Set exercise:
From the entries below, work out the number of lines that hold the word "model", and give that number alone.

— start of Data provided —

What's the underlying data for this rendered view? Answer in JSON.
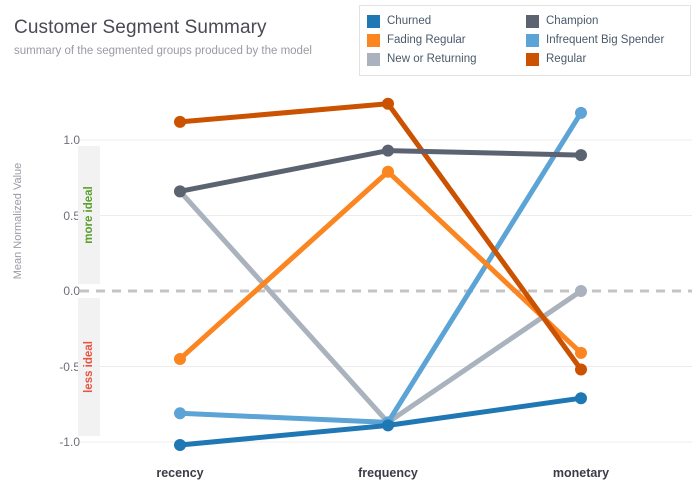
{
  "header": {
    "title": "Customer Segment Summary",
    "subtitle": "summary of the segmented groups produced by the model"
  },
  "legend": {
    "items": [
      {
        "label": "Churned",
        "color": "#1f77b4"
      },
      {
        "label": "Champion",
        "color": "#5b6270"
      },
      {
        "label": "Fading Regular",
        "color": "#fb8521"
      },
      {
        "label": "Infrequent Big Spender",
        "color": "#5ca3d6"
      },
      {
        "label": "New or Returning",
        "color": "#a9b2bd"
      },
      {
        "label": "Regular",
        "color": "#ca5201"
      }
    ]
  },
  "annotations": {
    "more_ideal": "more ideal",
    "less_ideal": "less ideal",
    "more_ideal_color": "#5aa02c",
    "less_ideal_color": "#e8543f",
    "zero_line_color": "#c4c4c4"
  },
  "chart_data": {
    "type": "line",
    "title": "Customer Segment Summary",
    "subtitle": "summary of the segmented groups produced by the model",
    "xlabel": "",
    "ylabel": "Mean Normalized Value",
    "categories": [
      "recency",
      "frequency",
      "monetary"
    ],
    "ylim": [
      -1.15,
      1.35
    ],
    "yticks": [
      1.0,
      0.5,
      0.0,
      -0.5,
      -1.0
    ],
    "ytick_labels": [
      "1.0",
      "0.5",
      "0.0",
      "-0.5",
      "-1.0"
    ],
    "grid": true,
    "legend_position": "top-right",
    "reference_line": 0.0,
    "series": [
      {
        "name": "Churned",
        "color": "#1f77b4",
        "values": [
          -1.02,
          -0.89,
          -0.71
        ]
      },
      {
        "name": "Fading Regular",
        "color": "#fb8521",
        "values": [
          -0.45,
          0.79,
          -0.41
        ]
      },
      {
        "name": "New or Returning",
        "color": "#a9b2bd",
        "values": [
          0.66,
          -0.87,
          0.0
        ]
      },
      {
        "name": "Champion",
        "color": "#5b6270",
        "values": [
          0.66,
          0.93,
          0.9
        ]
      },
      {
        "name": "Infrequent Big Spender",
        "color": "#5ca3d6",
        "values": [
          -0.81,
          -0.87,
          1.18
        ]
      },
      {
        "name": "Regular",
        "color": "#ca5201",
        "values": [
          1.12,
          1.24,
          -0.52
        ]
      }
    ]
  }
}
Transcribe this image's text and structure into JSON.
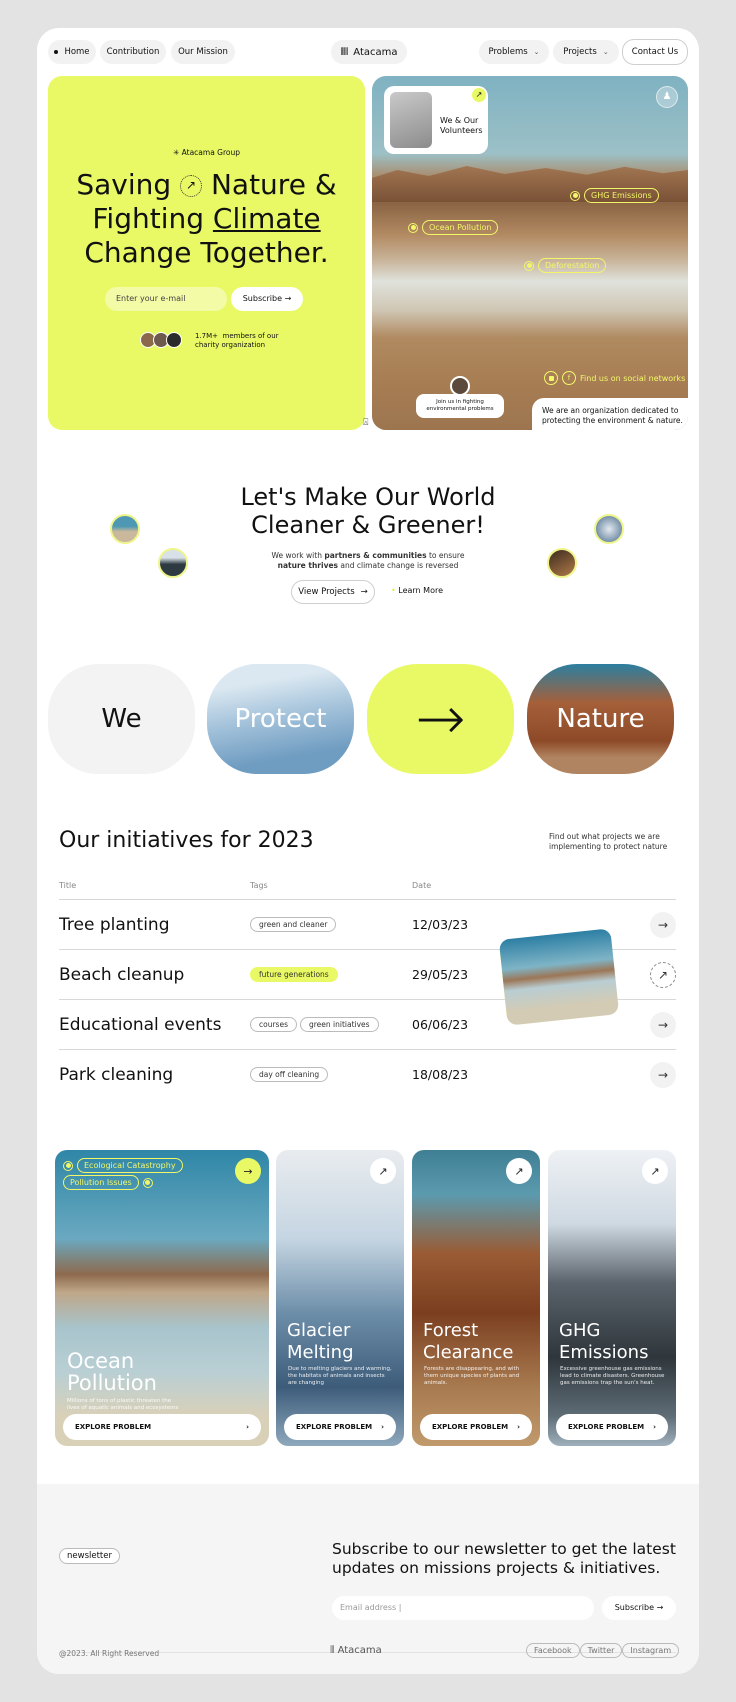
{
  "nav": {
    "left": [
      {
        "label": "Home"
      },
      {
        "label": "Contribution"
      },
      {
        "label": "Our Mission"
      }
    ],
    "brand": "Atacama",
    "right": [
      {
        "label": "Problems"
      },
      {
        "label": "Projects"
      }
    ],
    "contact": "Contact Us"
  },
  "hero": {
    "group": "Atacama Group",
    "title_1": "Saving",
    "title_1b": "Nature &",
    "title_2a": "Fighting",
    "title_2b": "Climate",
    "title_3": "Change Together.",
    "email_placeholder": "Enter your e-mail",
    "subscribe": "Subscribe",
    "members_count": "1.7M+",
    "members_text_1": "members of our",
    "members_text_2": "charity organization",
    "volunteers_1": "We & Our",
    "volunteers_2": "Volunteers",
    "tags": [
      "GHG Emissions",
      "Ocean Pollution",
      "Deforestation"
    ],
    "social": "Find us on social networks",
    "join_1": "Join us in fighting",
    "join_2": "environmental problems",
    "about_1": "We are an organization dedicated to",
    "about_2": "protecting the environment & nature."
  },
  "mission": {
    "title_1": "Let's Make Our World",
    "title_2": "Cleaner & Greener!",
    "sub_1a": "We work with ",
    "sub_1b": "partners & communities",
    "sub_1c": " to ensure",
    "sub_2a": "nature thrives",
    "sub_2b": " and climate change is reversed",
    "view": "View Projects",
    "learn": "Learn More"
  },
  "banner": {
    "we": "We",
    "protect": "Protect",
    "nature": "Nature"
  },
  "initiatives": {
    "title": "Our initiatives for 2023",
    "aside_1": "Find out what projects we are",
    "aside_2": "implementing to protect nature",
    "cols": [
      "Title",
      "Tags",
      "Date"
    ],
    "rows": [
      {
        "title": "Tree planting",
        "tags": [
          "green and cleaner"
        ],
        "date": "12/03/23"
      },
      {
        "title": "Beach cleanup",
        "tags": [
          "future generations"
        ],
        "date": "29/05/23"
      },
      {
        "title": "Educational events",
        "tags": [
          "courses",
          "green initiatives"
        ],
        "date": "06/06/23"
      },
      {
        "title": "Park cleaning",
        "tags": [
          "day off cleaning"
        ],
        "date": "18/08/23"
      }
    ]
  },
  "problems": {
    "explore": "EXPLORE PROBLEM",
    "cat_1": "Ecological Catastrophy",
    "cat_2": "Pollution Issues",
    "cards": [
      {
        "t1": "Ocean",
        "t2": "Pollution",
        "d1": "Millions of tons of plastic threaten the",
        "d2": "lives of aquatic animals and ecosystems",
        "d3": ""
      },
      {
        "t1": "Glacier",
        "t2": "Melting",
        "d1": "Due to melting glaciers and warming,",
        "d2": "the habitats of animals and insects",
        "d3": "are changing"
      },
      {
        "t1": "Forest",
        "t2": "Clearance",
        "d1": "Forests are disappearing, and with",
        "d2": "them unique species of plants and",
        "d3": "animals."
      },
      {
        "t1": "GHG",
        "t2": "Emissions",
        "d1": "Excessive greenhouse gas emissions",
        "d2": "lead to climate disasters. Greenhouse",
        "d3": "gas emissions trap the sun's heat."
      }
    ]
  },
  "newsletter": {
    "badge": "newsletter",
    "title_1": "Subscribe to our newsletter to get the latest",
    "title_2": "updates on missions projects & initiatives.",
    "placeholder": "Email address |",
    "subscribe": "Subscribe"
  },
  "footer": {
    "copyright": "@2023. All Right Reserved",
    "brand": "Atacama",
    "social": [
      "Facebook",
      "Twitter",
      "Instagram"
    ]
  },
  "colors": {
    "accent": "#e9f966"
  }
}
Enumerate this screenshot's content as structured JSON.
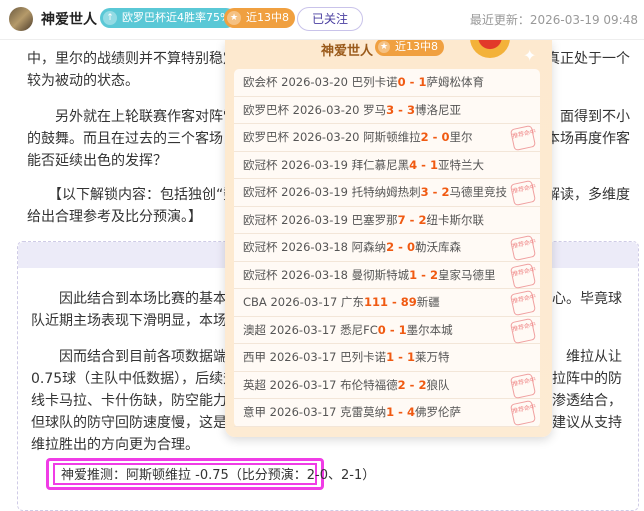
{
  "header": {
    "username": "神爱世人",
    "badge_trend": "欧罗巴杯近4胜率75%",
    "badge_record": "近13中8",
    "follow_label": "已关注",
    "update_label": "最近更新：",
    "update_time": "2026-03-19 09:48"
  },
  "article": {
    "lines": [
      {
        "l": "中，里尔的战绩则并不算特别稳定，",
        "r": "真正处于一个"
      },
      {
        "l": "较为被动的状态。",
        "r": ""
      },
      {
        "l": "　　另外就在上轮联赛作客对阵雷恩",
        "r": "面得到不小"
      },
      {
        "l": "的鼓舞。而且在过去的三个客场，里",
        "r": "本场再度作客"
      },
      {
        "l": "能否延续出色的发挥？",
        "r": ""
      },
      {
        "l": "　　【以下解锁内容：包括独创“数",
        "r": "解读，多维度"
      },
      {
        "l": "给出合理参考及比分预演。】",
        "r": ""
      }
    ],
    "locked_lines": [
      {
        "l": "　　因此结合到本场比赛的基本面分",
        "r": "心。毕竟球"
      },
      {
        "l": "队近期主场表现下滑明显，本场自然",
        "r": ""
      },
      {
        "l": "　　因而结合到目前各项数据端的表",
        "r": "维拉从让"
      },
      {
        "l": "0.75球（主队中低数据），后续升至",
        "r": "拉阵中的防"
      },
      {
        "l": "线卡马拉、卡什伤缺，防空能力存在",
        "r": "渗透结合，"
      },
      {
        "l": "但球队的防守回防速度慢，这是一个",
        "r": "建议从支持"
      },
      {
        "l": "维拉胜出的方向更为合理。",
        "r": ""
      }
    ],
    "prediction": "神爱推测：阿斯顿维拉 -0.75（比分预演：2-0、2-1）"
  },
  "popup": {
    "title": "神爱世人",
    "record": "近13中8",
    "hit_stamp": "推荐命中",
    "records": [
      {
        "league": "欧会杯",
        "date": "2026-03-20",
        "home": "巴列卡诺",
        "hs": "0",
        "as": "1",
        "away": "萨姆松体育",
        "hit": false
      },
      {
        "league": "欧罗巴杯",
        "date": "2026-03-20",
        "home": "罗马",
        "hs": "3",
        "as": "3",
        "away": "博洛尼亚",
        "hit": false
      },
      {
        "league": "欧罗巴杯",
        "date": "2026-03-20",
        "home": "阿斯顿维拉",
        "hs": "2",
        "as": "0",
        "away": "里尔",
        "hit": true
      },
      {
        "league": "欧冠杯",
        "date": "2026-03-19",
        "home": "拜仁慕尼黑",
        "hs": "4",
        "as": "1",
        "away": "亚特兰大",
        "hit": false
      },
      {
        "league": "欧冠杯",
        "date": "2026-03-19",
        "home": "托特纳姆热刺",
        "hs": "3",
        "as": "2",
        "away": "马德里竞技",
        "hit": true
      },
      {
        "league": "欧冠杯",
        "date": "2026-03-19",
        "home": "巴塞罗那",
        "hs": "7",
        "as": "2",
        "away": "纽卡斯尔联",
        "hit": false
      },
      {
        "league": "欧冠杯",
        "date": "2026-03-18",
        "home": "阿森纳",
        "hs": "2",
        "as": "0",
        "away": "勒沃库森",
        "hit": true
      },
      {
        "league": "欧冠杯",
        "date": "2026-03-18",
        "home": "曼彻斯特城",
        "hs": "1",
        "as": "2",
        "away": "皇家马德里",
        "hit": true
      },
      {
        "league": "CBA",
        "date": "2026-03-17",
        "home": "广东",
        "hs": "111",
        "as": "89",
        "away": "新疆",
        "hit": true
      },
      {
        "league": "澳超",
        "date": "2026-03-17",
        "home": "悉尼FC",
        "hs": "0",
        "as": "1",
        "away": "墨尔本城",
        "hit": true
      },
      {
        "league": "西甲",
        "date": "2026-03-17",
        "home": "巴列卡诺",
        "hs": "1",
        "as": "1",
        "away": "莱万特",
        "hit": false
      },
      {
        "league": "英超",
        "date": "2026-03-17",
        "home": "布伦特福德",
        "hs": "2",
        "as": "2",
        "away": "狼队",
        "hit": true
      },
      {
        "league": "意甲",
        "date": "2026-03-17",
        "home": "克雷莫纳",
        "hs": "1",
        "as": "4",
        "away": "佛罗伦萨",
        "hit": true
      }
    ]
  },
  "colors": {
    "score": "#f05a12",
    "highlight": "#f03ce6",
    "trend_badge": "#5ac8d6",
    "record_badge": "#f0a040"
  }
}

— end of Data provided —

Task answer:
2